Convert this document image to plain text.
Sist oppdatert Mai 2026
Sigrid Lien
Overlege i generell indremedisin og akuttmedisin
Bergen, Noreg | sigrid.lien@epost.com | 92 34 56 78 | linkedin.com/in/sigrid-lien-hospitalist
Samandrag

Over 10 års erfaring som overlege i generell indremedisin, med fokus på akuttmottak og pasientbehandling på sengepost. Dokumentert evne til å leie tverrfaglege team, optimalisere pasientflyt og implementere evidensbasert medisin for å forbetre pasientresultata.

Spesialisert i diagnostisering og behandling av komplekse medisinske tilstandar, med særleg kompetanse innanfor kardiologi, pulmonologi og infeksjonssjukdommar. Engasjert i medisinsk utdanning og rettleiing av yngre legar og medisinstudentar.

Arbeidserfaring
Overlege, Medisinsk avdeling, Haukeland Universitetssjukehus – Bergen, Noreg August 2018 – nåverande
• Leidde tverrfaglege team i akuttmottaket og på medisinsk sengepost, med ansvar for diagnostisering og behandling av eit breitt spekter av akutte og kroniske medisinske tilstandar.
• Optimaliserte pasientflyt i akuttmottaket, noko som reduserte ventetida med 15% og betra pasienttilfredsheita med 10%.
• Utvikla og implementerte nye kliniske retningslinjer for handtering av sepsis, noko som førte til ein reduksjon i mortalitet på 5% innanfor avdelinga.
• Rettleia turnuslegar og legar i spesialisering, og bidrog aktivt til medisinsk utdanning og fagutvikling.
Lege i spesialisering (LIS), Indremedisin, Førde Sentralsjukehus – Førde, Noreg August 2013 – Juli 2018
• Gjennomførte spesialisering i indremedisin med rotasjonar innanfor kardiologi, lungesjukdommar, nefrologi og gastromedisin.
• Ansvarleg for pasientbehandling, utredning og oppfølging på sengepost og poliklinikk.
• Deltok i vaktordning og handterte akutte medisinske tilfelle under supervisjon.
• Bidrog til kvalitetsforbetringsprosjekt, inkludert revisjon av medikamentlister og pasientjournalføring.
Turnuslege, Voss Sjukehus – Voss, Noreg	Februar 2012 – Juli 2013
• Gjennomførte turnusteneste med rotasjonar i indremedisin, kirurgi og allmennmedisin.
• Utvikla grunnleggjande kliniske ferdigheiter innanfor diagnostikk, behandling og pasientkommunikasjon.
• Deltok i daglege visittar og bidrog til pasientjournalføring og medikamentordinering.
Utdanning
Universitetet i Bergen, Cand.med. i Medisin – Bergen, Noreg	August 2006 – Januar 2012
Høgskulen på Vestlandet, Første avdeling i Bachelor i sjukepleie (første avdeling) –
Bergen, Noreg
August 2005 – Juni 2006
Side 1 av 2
::::::::::
- _Job_:
Copy whichever lines in the listing above contain the word "spesialisering".

- _Result_:
• Rettleia turnuslegar og legar i spesialisering, og bidrog aktivt til medisinsk utdanning og fagutvikling.
Lege i spesialisering (LIS), Indremedisin, Førde Sentralsjukehus – Førde, Noreg August 2013 – Juli 2018
• Gjennomførte spesialisering i indremedisin med rotasjonar innanfor kardiologi, lungesjukdommar, nefrologi og gastromedisin.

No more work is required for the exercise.